_WHAT IS ASKED_:
Your task is to copy each line that has the word "label".

_DATA SECTION_:
- - - - -
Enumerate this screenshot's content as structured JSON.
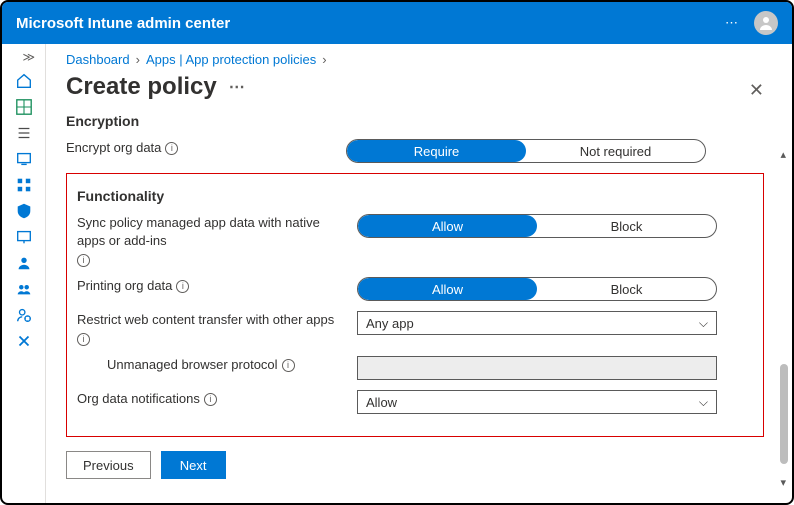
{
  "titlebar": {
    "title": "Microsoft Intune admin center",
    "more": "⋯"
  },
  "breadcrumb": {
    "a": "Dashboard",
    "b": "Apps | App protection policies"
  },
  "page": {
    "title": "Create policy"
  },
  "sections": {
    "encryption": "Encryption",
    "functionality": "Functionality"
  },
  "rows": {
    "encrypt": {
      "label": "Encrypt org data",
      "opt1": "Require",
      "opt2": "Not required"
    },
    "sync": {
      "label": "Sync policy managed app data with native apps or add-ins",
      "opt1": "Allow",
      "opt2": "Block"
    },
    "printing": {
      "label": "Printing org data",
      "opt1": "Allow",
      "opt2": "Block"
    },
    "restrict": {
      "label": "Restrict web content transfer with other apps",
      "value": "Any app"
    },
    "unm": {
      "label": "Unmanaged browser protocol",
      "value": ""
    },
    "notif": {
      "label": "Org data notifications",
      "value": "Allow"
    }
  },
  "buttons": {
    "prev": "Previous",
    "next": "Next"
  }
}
- - - - -
_COMPLETED EXERCISE_:
      "label": "Encrypt org data",
      "label": "Sync policy managed app data with native apps or add-ins",
      "label": "Printing org data",
      "label": "Restrict web content transfer with other apps",
      "label": "Unmanaged browser protocol",
      "label": "Org data notifications",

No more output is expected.